-- START --

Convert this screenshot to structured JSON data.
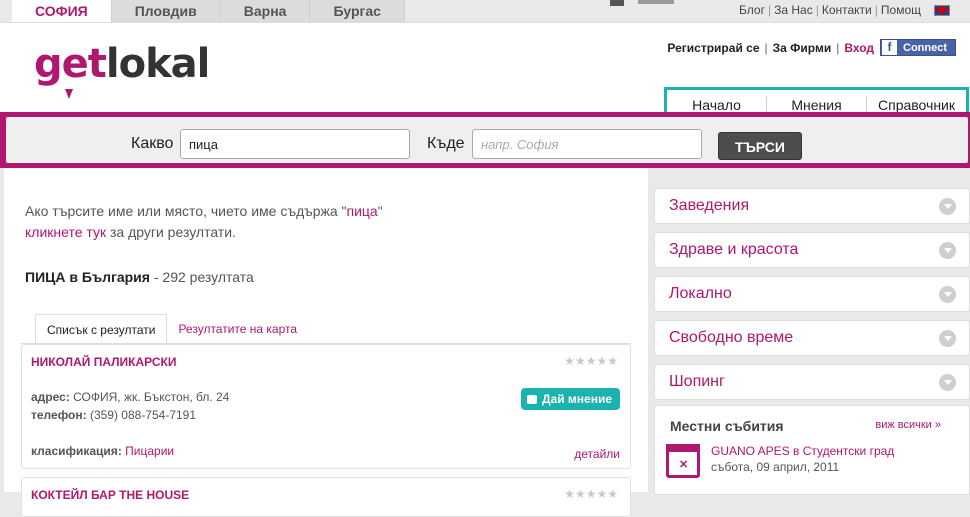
{
  "cities": [
    {
      "label": "СОФИЯ",
      "active": true
    },
    {
      "label": "Пловдив",
      "active": false
    },
    {
      "label": "Варна",
      "active": false
    },
    {
      "label": "Бургас",
      "active": false
    }
  ],
  "toplinks": {
    "blog": "Блог",
    "about": "За Нас",
    "contacts": "Контакти",
    "help": "Помощ"
  },
  "logo": {
    "part1": "get",
    "part2": "lokal"
  },
  "account": {
    "register": "Регистрирай се",
    "business": "За Фирми",
    "login": "Вход",
    "fb": "Connect"
  },
  "nav": {
    "home": "Начало",
    "reviews": "Мнения",
    "directory": "Справочник"
  },
  "search": {
    "what_label": "Какво",
    "what_value": "пица",
    "where_label": "Къде",
    "where_placeholder": "напр. София",
    "button": "ТЪРСИ"
  },
  "intro": {
    "line1_a": "Ако търсите име или място, чието име съдържа \"",
    "line1_term": "пица",
    "line1_b": "\"",
    "line2_link": "кликнете тук",
    "line2_rest": " за други резултати."
  },
  "results": {
    "query": "ПИЦА в България",
    "count_text": " - 292 резултата"
  },
  "tabs": {
    "list": "Списък с резултати",
    "map": "Резултатите на карта"
  },
  "listings": [
    {
      "name": "НИКОЛАЙ ПАЛИКАРСКИ",
      "address_label": "адрес:",
      "address": " СОФИЯ, жк. Бъкстон, бл. 24",
      "phone_label": "телефон:",
      "phone": " (359) 088-754-7191",
      "class_label": "класификация:",
      "classification": "Пицарии",
      "review_btn": "Дай мнение",
      "details": "детайли",
      "stars": "★★★★★"
    },
    {
      "name": "КОКТЕЙЛ БАР THE HOUSE",
      "stars": "★★★★★"
    }
  ],
  "sidebar": [
    "Заведения",
    "Здраве и красота",
    "Локално",
    "Свободно време",
    "Шопинг"
  ],
  "events": {
    "title": "Местни събития",
    "see_all": "виж всички »",
    "event_name": "GUANO APES в Студентски град",
    "event_date": "събота, 09 април, 2011"
  },
  "colors": {
    "brand": "#b0176f",
    "accent": "#1bb3b0"
  }
}
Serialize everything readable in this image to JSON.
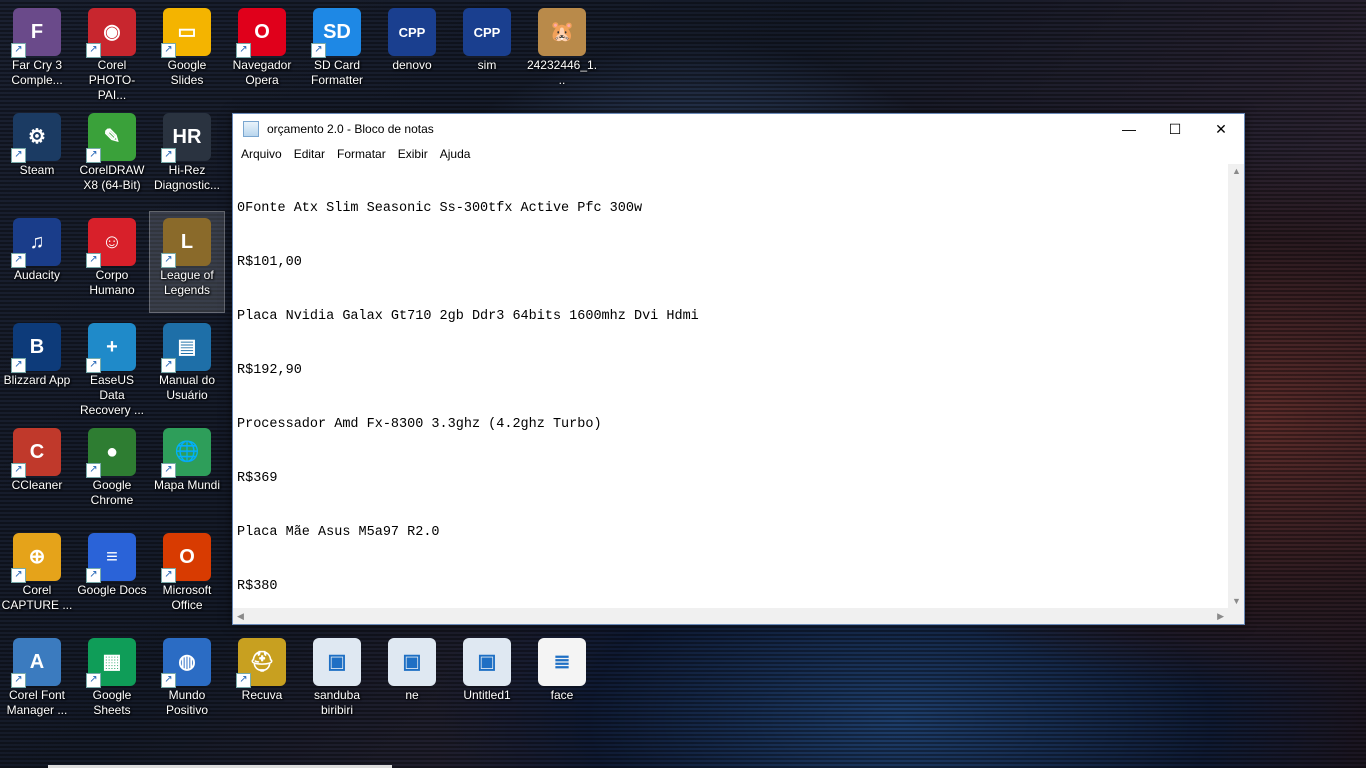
{
  "desktop_icons": [
    {
      "id": "farcry",
      "label": "Far Cry 3 Comple...",
      "icon": "farcry-icon",
      "color": "#6a4a8a",
      "glyph": "F"
    },
    {
      "id": "corel-photopaint",
      "label": "Corel PHOTO-PAI...",
      "icon": "corel-photopaint-icon",
      "color": "#c8262e",
      "glyph": "◉"
    },
    {
      "id": "google-slides",
      "label": "Google Slides",
      "icon": "google-slides-icon",
      "color": "#f4b400",
      "glyph": "▭"
    },
    {
      "id": "opera",
      "label": "Navegador Opera",
      "icon": "opera-icon",
      "color": "#e0001b",
      "glyph": "O"
    },
    {
      "id": "sdcard",
      "label": "SD Card Formatter",
      "icon": "sdcard-icon",
      "color": "#1e88e5",
      "glyph": "SD"
    },
    {
      "id": "denovo",
      "label": "denovo",
      "icon": "devcpp-icon",
      "color": "#1a3f8f",
      "glyph": "CPP"
    },
    {
      "id": "sim",
      "label": "sim",
      "icon": "devcpp-icon",
      "color": "#1a3f8f",
      "glyph": "CPP"
    },
    {
      "id": "photo",
      "label": "24232446_1...",
      "icon": "image-file-icon",
      "color": "#b98a4a",
      "glyph": "🐹"
    },
    {
      "id": "steam",
      "label": "Steam",
      "icon": "steam-icon",
      "color": "#1b3b63",
      "glyph": "⚙"
    },
    {
      "id": "coreldraw",
      "label": "CorelDRAW X8 (64-Bit)",
      "icon": "coreldraw-icon",
      "color": "#3aa13a",
      "glyph": "✎"
    },
    {
      "id": "hirez",
      "label": "Hi-Rez Diagnostic...",
      "icon": "hirez-icon",
      "color": "#2a3340",
      "glyph": "HR"
    },
    {
      "id": "audacity",
      "label": "Audacity",
      "icon": "audacity-icon",
      "color": "#1a3d8a",
      "glyph": "♫"
    },
    {
      "id": "corpo",
      "label": "Corpo Humano",
      "icon": "corpo-humano-icon",
      "color": "#d8202a",
      "glyph": "☺"
    },
    {
      "id": "lol",
      "label": "League of Legends",
      "icon": "league-of-legends-icon",
      "color": "#8a6a2a",
      "glyph": "L"
    },
    {
      "id": "blizzard",
      "label": "Blizzard App",
      "icon": "blizzard-icon",
      "color": "#0d3b7a",
      "glyph": "B"
    },
    {
      "id": "easeus",
      "label": "EaseUS Data Recovery ...",
      "icon": "easeus-icon",
      "color": "#1f8ac9",
      "glyph": "+"
    },
    {
      "id": "manual",
      "label": "Manual do Usuário",
      "icon": "manual-icon",
      "color": "#1e6fa8",
      "glyph": "▤"
    },
    {
      "id": "ccleaner",
      "label": "CCleaner",
      "icon": "ccleaner-icon",
      "color": "#c0392b",
      "glyph": "C"
    },
    {
      "id": "chrome",
      "label": "Google Chrome",
      "icon": "chrome-icon",
      "color": "#2e7d32",
      "glyph": "●"
    },
    {
      "id": "mapamundi",
      "label": "Mapa Mundi",
      "icon": "globe-icon",
      "color": "#2e9e5a",
      "glyph": "🌐"
    },
    {
      "id": "corelcapture",
      "label": "Corel CAPTURE ...",
      "icon": "corel-capture-icon",
      "color": "#e5a31a",
      "glyph": "⊕"
    },
    {
      "id": "googledocs",
      "label": "Google Docs",
      "icon": "google-docs-icon",
      "color": "#2a63d8",
      "glyph": "≡"
    },
    {
      "id": "msoffice",
      "label": "Microsoft Office",
      "icon": "microsoft-office-icon",
      "color": "#d83b01",
      "glyph": "O"
    },
    {
      "id": "corelfont",
      "label": "Corel Font Manager ...",
      "icon": "corel-font-icon",
      "color": "#3b7bbf",
      "glyph": "A"
    },
    {
      "id": "googlesheets",
      "label": "Google Sheets",
      "icon": "google-sheets-icon",
      "color": "#0f9d58",
      "glyph": "▦"
    },
    {
      "id": "mundopositivo",
      "label": "Mundo Positivo",
      "icon": "mundo-positivo-icon",
      "color": "#2b6cc4",
      "glyph": "◍"
    },
    {
      "id": "recuva",
      "label": "Recuva",
      "icon": "recuva-icon",
      "color": "#c8a020",
      "glyph": "⛑"
    },
    {
      "id": "sanduba",
      "label": "sanduba biribiri",
      "icon": "window-file-icon",
      "color": "#dfe8f2",
      "glyph": "▣"
    },
    {
      "id": "ne",
      "label": "ne",
      "icon": "window-file-icon",
      "color": "#dfe8f2",
      "glyph": "▣"
    },
    {
      "id": "untitled1",
      "label": "Untitled1",
      "icon": "window-file-icon",
      "color": "#dfe8f2",
      "glyph": "▣"
    },
    {
      "id": "face",
      "label": "face",
      "icon": "text-file-icon",
      "color": "#f4f4f4",
      "glyph": "≣"
    }
  ],
  "notepad": {
    "title": "orçamento 2.0 - Bloco de notas",
    "menu": [
      "Arquivo",
      "Editar",
      "Formatar",
      "Exibir",
      "Ajuda"
    ],
    "lines": [
      "0Fonte Atx Slim Seasonic Ss-300tfx Active Pfc 300w",
      "R$101,00",
      "Placa Nvidia Galax Gt710 2gb Ddr3 64bits 1600mhz Dvi Hdmi",
      "R$192,90",
      "Processador Amd Fx-8300 3.3ghz (4.2ghz Turbo)",
      "R$369",
      "Placa Mãe Asus M5a97 R2.0",
      "R$380"
    ],
    "minimize_glyph": "—",
    "maximize_glyph": "☐",
    "close_glyph": "✕"
  }
}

-- END --

● Task prompt
Retype all entries exactly as they appear, dropping the images.

● Complete response
Convert this screenshot to structured JSON data.
{
  "cities": [
    {
      "label": "СОФИЯ",
      "active": true
    },
    {
      "label": "Пловдив",
      "active": false
    },
    {
      "label": "Варна",
      "active": false
    },
    {
      "label": "Бургас",
      "active": false
    }
  ],
  "toplinks": {
    "blog": "Блог",
    "about": "За Нас",
    "contacts": "Контакти",
    "help": "Помощ"
  },
  "logo": {
    "part1": "get",
    "part2": "lokal"
  },
  "account": {
    "register": "Регистрирай се",
    "business": "За Фирми",
    "login": "Вход",
    "fb": "Connect"
  },
  "nav": {
    "home": "Начало",
    "reviews": "Мнения",
    "directory": "Справочник"
  },
  "search": {
    "what_label": "Какво",
    "what_value": "пица",
    "where_label": "Къде",
    "where_placeholder": "напр. София",
    "button": "ТЪРСИ"
  },
  "intro": {
    "line1_a": "Ако търсите име или място, чието име съдържа \"",
    "line1_term": "пица",
    "line1_b": "\"",
    "line2_link": "кликнете тук",
    "line2_rest": " за други резултати."
  },
  "results": {
    "query": "ПИЦА в България",
    "count_text": " - 292 резултата"
  },
  "tabs": {
    "list": "Списък с резултати",
    "map": "Резултатите на карта"
  },
  "listings": [
    {
      "name": "НИКОЛАЙ ПАЛИКАРСКИ",
      "address_label": "адрес:",
      "address": " СОФИЯ, жк. Бъкстон, бл. 24",
      "phone_label": "телефон:",
      "phone": " (359) 088-754-7191",
      "class_label": "класификация:",
      "classification": "Пицарии",
      "review_btn": "Дай мнение",
      "details": "детайли",
      "stars": "★★★★★"
    },
    {
      "name": "КОКТЕЙЛ БАР THE HOUSE",
      "stars": "★★★★★"
    }
  ],
  "sidebar": [
    "Заведения",
    "Здраве и красота",
    "Локално",
    "Свободно време",
    "Шопинг"
  ],
  "events": {
    "title": "Местни събития",
    "see_all": "виж всички »",
    "event_name": "GUANO APES в Студентски град",
    "event_date": "събота, 09 април, 2011"
  },
  "colors": {
    "brand": "#b0176f",
    "accent": "#1bb3b0"
  }
}
Serialize everything readable in this image to JSON.
{
  "desktop_icons": [
    {
      "id": "farcry",
      "label": "Far Cry 3 Comple...",
      "icon": "farcry-icon",
      "color": "#6a4a8a",
      "glyph": "F"
    },
    {
      "id": "corel-photopaint",
      "label": "Corel PHOTO-PAI...",
      "icon": "corel-photopaint-icon",
      "color": "#c8262e",
      "glyph": "◉"
    },
    {
      "id": "google-slides",
      "label": "Google Slides",
      "icon": "google-slides-icon",
      "color": "#f4b400",
      "glyph": "▭"
    },
    {
      "id": "opera",
      "label": "Navegador Opera",
      "icon": "opera-icon",
      "color": "#e0001b",
      "glyph": "O"
    },
    {
      "id": "sdcard",
      "label": "SD Card Formatter",
      "icon": "sdcard-icon",
      "color": "#1e88e5",
      "glyph": "SD"
    },
    {
      "id": "denovo",
      "label": "denovo",
      "icon": "devcpp-icon",
      "color": "#1a3f8f",
      "glyph": "CPP"
    },
    {
      "id": "sim",
      "label": "sim",
      "icon": "devcpp-icon",
      "color": "#1a3f8f",
      "glyph": "CPP"
    },
    {
      "id": "photo",
      "label": "24232446_1...",
      "icon": "image-file-icon",
      "color": "#b98a4a",
      "glyph": "🐹"
    },
    {
      "id": "steam",
      "label": "Steam",
      "icon": "steam-icon",
      "color": "#1b3b63",
      "glyph": "⚙"
    },
    {
      "id": "coreldraw",
      "label": "CorelDRAW X8 (64-Bit)",
      "icon": "coreldraw-icon",
      "color": "#3aa13a",
      "glyph": "✎"
    },
    {
      "id": "hirez",
      "label": "Hi-Rez Diagnostic...",
      "icon": "hirez-icon",
      "color": "#2a3340",
      "glyph": "HR"
    },
    {
      "id": "audacity",
      "label": "Audacity",
      "icon": "audacity-icon",
      "color": "#1a3d8a",
      "glyph": "♫"
    },
    {
      "id": "corpo",
      "label": "Corpo Humano",
      "icon": "corpo-humano-icon",
      "color": "#d8202a",
      "glyph": "☺"
    },
    {
      "id": "lol",
      "label": "League of Legends",
      "icon": "league-of-legends-icon",
      "color": "#8a6a2a",
      "glyph": "L"
    },
    {
      "id": "blizzard",
      "label": "Blizzard App",
      "icon": "blizzard-icon",
      "color": "#0d3b7a",
      "glyph": "B"
    },
    {
      "id": "easeus",
      "label": "EaseUS Data Recovery ...",
      "icon": "easeus-icon",
      "color": "#1f8ac9",
      "glyph": "+"
    },
    {
      "id": "manual",
      "label": "Manual do Usuário",
      "icon": "manual-icon",
      "color": "#1e6fa8",
      "glyph": "▤"
    },
    {
      "id": "ccleaner",
      "label": "CCleaner",
      "icon": "ccleaner-icon",
      "color": "#c0392b",
      "glyph": "C"
    },
    {
      "id": "chrome",
      "label": "Google Chrome",
      "icon": "chrome-icon",
      "color": "#2e7d32",
      "glyph": "●"
    },
    {
      "id": "mapamundi",
      "label": "Mapa Mundi",
      "icon": "globe-icon",
      "color": "#2e9e5a",
      "glyph": "🌐"
    },
    {
      "id": "corelcapture",
      "label": "Corel CAPTURE ...",
      "icon": "corel-capture-icon",
      "color": "#e5a31a",
      "glyph": "⊕"
    },
    {
      "id": "googledocs",
      "label": "Google Docs",
      "icon": "google-docs-icon",
      "color": "#2a63d8",
      "glyph": "≡"
    },
    {
      "id": "msoffice",
      "label": "Microsoft Office",
      "icon": "microsoft-office-icon",
      "color": "#d83b01",
      "glyph": "O"
    },
    {
      "id": "corelfont",
      "label": "Corel Font Manager ...",
      "icon": "corel-font-icon",
      "color": "#3b7bbf",
      "glyph": "A"
    },
    {
      "id": "googlesheets",
      "label": "Google Sheets",
      "icon": "google-sheets-icon",
      "color": "#0f9d58",
      "glyph": "▦"
    },
    {
      "id": "mundopositivo",
      "label": "Mundo Positivo",
      "icon": "mundo-positivo-icon",
      "color": "#2b6cc4",
      "glyph": "◍"
    },
    {
      "id": "recuva",
      "label": "Recuva",
      "icon": "recuva-icon",
      "color": "#c8a020",
      "glyph": "⛑"
    },
    {
      "id": "sanduba",
      "label": "sanduba biribiri",
      "icon": "window-file-icon",
      "color": "#dfe8f2",
      "glyph": "▣"
    },
    {
      "id": "ne",
      "label": "ne",
      "icon": "window-file-icon",
      "color": "#dfe8f2",
      "glyph": "▣"
    },
    {
      "id": "untitled1",
      "label": "Untitled1",
      "icon": "window-file-icon",
      "color": "#dfe8f2",
      "glyph": "▣"
    },
    {
      "id": "face",
      "label": "face",
      "icon": "text-file-icon",
      "color": "#f4f4f4",
      "glyph": "≣"
    }
  ],
  "notepad": {
    "title": "orçamento 2.0 - Bloco de notas",
    "menu": [
      "Arquivo",
      "Editar",
      "Formatar",
      "Exibir",
      "Ajuda"
    ],
    "lines": [
      "0Fonte Atx Slim Seasonic Ss-300tfx Active Pfc 300w",
      "R$101,00",
      "Placa Nvidia Galax Gt710 2gb Ddr3 64bits 1600mhz Dvi Hdmi",
      "R$192,90",
      "Processador Amd Fx-8300 3.3ghz (4.2ghz Turbo)",
      "R$369",
      "Placa Mãe Asus M5a97 R2.0",
      "R$380"
    ],
    "minimize_glyph": "—",
    "maximize_glyph": "☐",
    "close_glyph": "✕"
  }
}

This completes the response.